**WHAT IS BEING ASKED**
Reproduce the listing below in full and without alteration, apart from its pictures.

**DATA PROVIDED**

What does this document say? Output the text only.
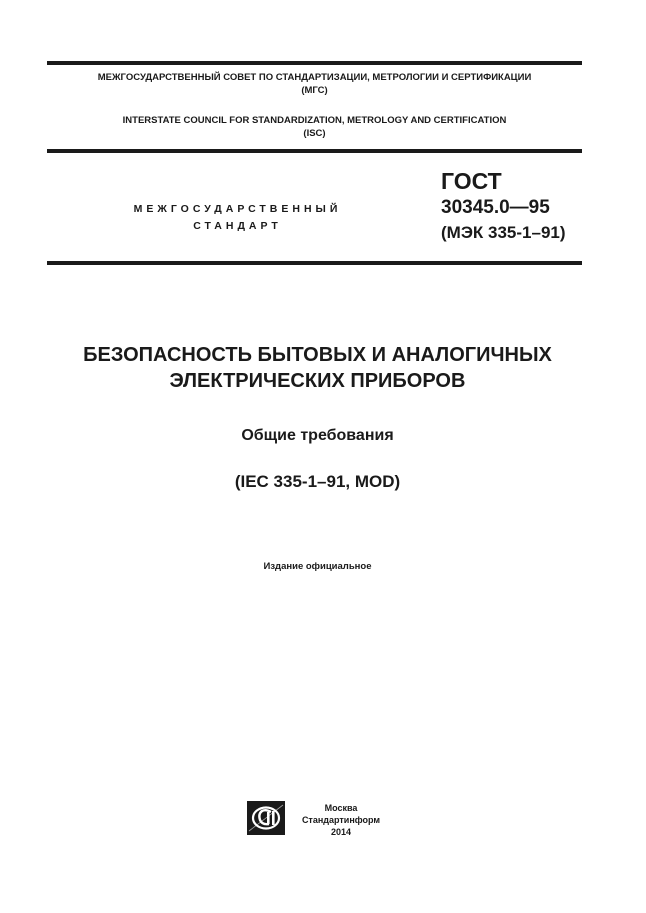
МЕЖГОСУДАРСТВЕННЫЙ СОВЕТ ПО СТАНДАРТИЗАЦИИ, МЕТРОЛОГИИ И СЕРТИФИКАЦИИ
(МГС)
INTERSTATE COUNCIL FOR STANDARDIZATION, METROLOGY AND CERTIFICATION
(ISC)
МЕЖГОСУДАРСТВЕННЫЙ
СТАНДАРТ
ГОСТ
30345.0—95
(МЭК 335-1–91)
БЕЗОПАСНОСТЬ БЫТОВЫХ И АНАЛОГИЧНЫХ
ЭЛЕКТРИЧЕСКИХ ПРИБОРОВ
Общие требования
(IEC 335-1–91, MOD)
Издание официальное
Москва
Стандартинформ
2014
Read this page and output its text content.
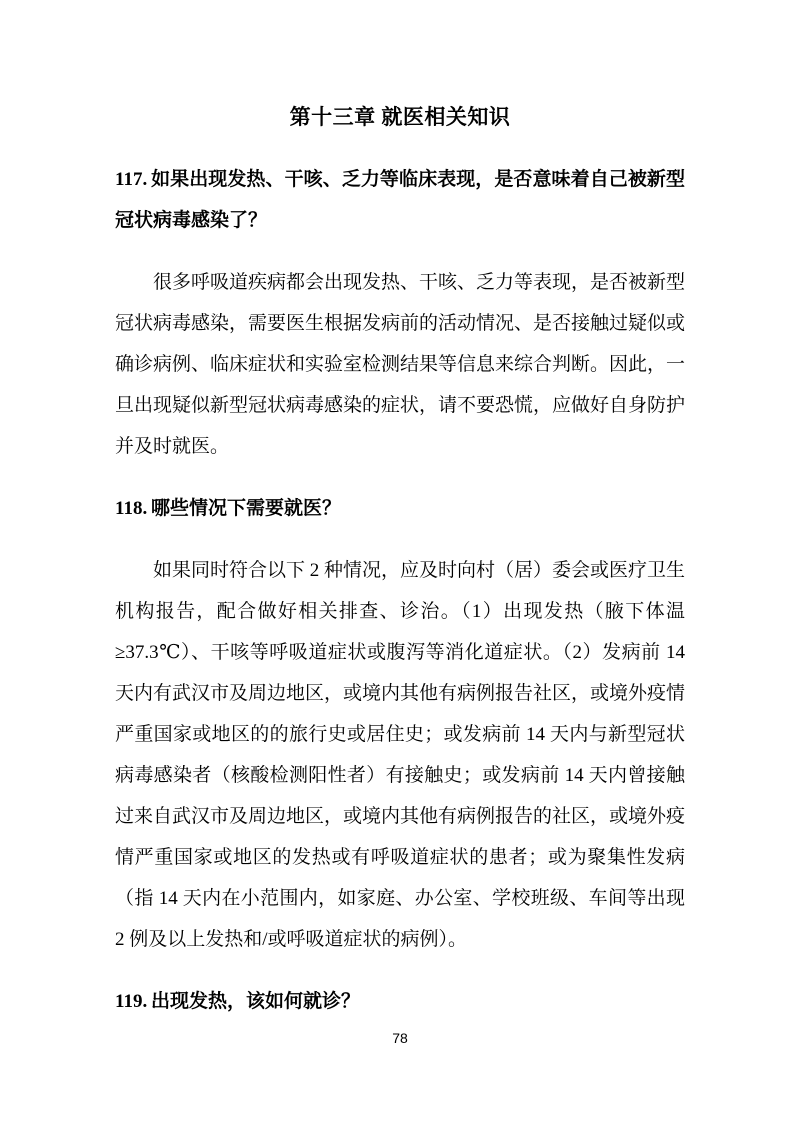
第十三章 就医相关知识
117. 如果出现发热、干咳、乏力等临床表现，是否意味着自己被新型冠状病毒感染了？

很多呼吸道疾病都会出现发热、干咳、乏力等表现，是否被新型冠状病毒感染，需要医生根据发病前的活动情况、是否接触过疑似或确诊病例、临床症状和实验室检测结果等信息来综合判断。因此，一旦出现疑似新型冠状病毒感染的症状，请不要恐慌，应做好自身防护并及时就医。

118. 哪些情况下需要就医？

如果同时符合以下 2 种情况，应及时向村（居）委会或医疗卫生机构报告，配合做好相关排查、诊治。（1）出现发热（腋下体温≥37.3℃）、干咳等呼吸道症状或腹泻等消化道症状。（2）发病前 14 天内有武汉市及周边地区，或境内其他有病例报告社区，或境外疫情严重国家或地区的的旅行史或居住史；或发病前 14 天内与新型冠状病毒感染者（核酸检测阳性者）有接触史；或发病前 14 天内曾接触过来自武汉市及周边地区，或境内其他有病例报告的社区，或境外疫情严重国家或地区的发热或有呼吸道症状的患者；或为聚集性发病（指 14 天内在小范围内，如家庭、办公室、学校班级、车间等出现 2 例及以上发热和/或呼吸道症状的病例）。

119. 出现发热，该如何就诊？
78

**SOLUTION TO THE EXERCISE**
What does this document say? Output the text only.
МЕЖГОСУДАРСТВЕННЫЙ СОВЕТ ПО СТАНДАРТИЗАЦИИ, МЕТРОЛОГИИ И СЕРТИФИКАЦИИ
(МГС)
INTERSTATE COUNCIL FOR STANDARDIZATION, METROLOGY AND CERTIFICATION
(ISC)
МЕЖГОСУДАРСТВЕННЫЙ
СТАНДАРТ
ГОСТ
30345.0—95
(МЭК 335-1–91)
БЕЗОПАСНОСТЬ БЫТОВЫХ И АНАЛОГИЧНЫХ
ЭЛЕКТРИЧЕСКИХ ПРИБОРОВ
Общие требования
(IEC 335-1–91, MOD)
Издание официальное
Москва
Стандартинформ
2014
Read this page and output its text content.
第十三章 就医相关知识
117. 如果出现发热、干咳、乏力等临床表现，是否意味着自己被新型冠状病毒感染了？

很多呼吸道疾病都会出现发热、干咳、乏力等表现，是否被新型冠状病毒感染，需要医生根据发病前的活动情况、是否接触过疑似或确诊病例、临床症状和实验室检测结果等信息来综合判断。因此，一旦出现疑似新型冠状病毒感染的症状，请不要恐慌，应做好自身防护并及时就医。

118. 哪些情况下需要就医？

如果同时符合以下 2 种情况，应及时向村（居）委会或医疗卫生机构报告，配合做好相关排查、诊治。（1）出现发热（腋下体温≥37.3℃）、干咳等呼吸道症状或腹泻等消化道症状。（2）发病前 14 天内有武汉市及周边地区，或境内其他有病例报告社区，或境外疫情严重国家或地区的的旅行史或居住史；或发病前 14 天内与新型冠状病毒感染者（核酸检测阳性者）有接触史；或发病前 14 天内曾接触过来自武汉市及周边地区，或境内其他有病例报告的社区，或境外疫情严重国家或地区的发热或有呼吸道症状的患者；或为聚集性发病（指 14 天内在小范围内，如家庭、办公室、学校班级、车间等出现 2 例及以上发热和/或呼吸道症状的病例）。

119. 出现发热，该如何就诊？
78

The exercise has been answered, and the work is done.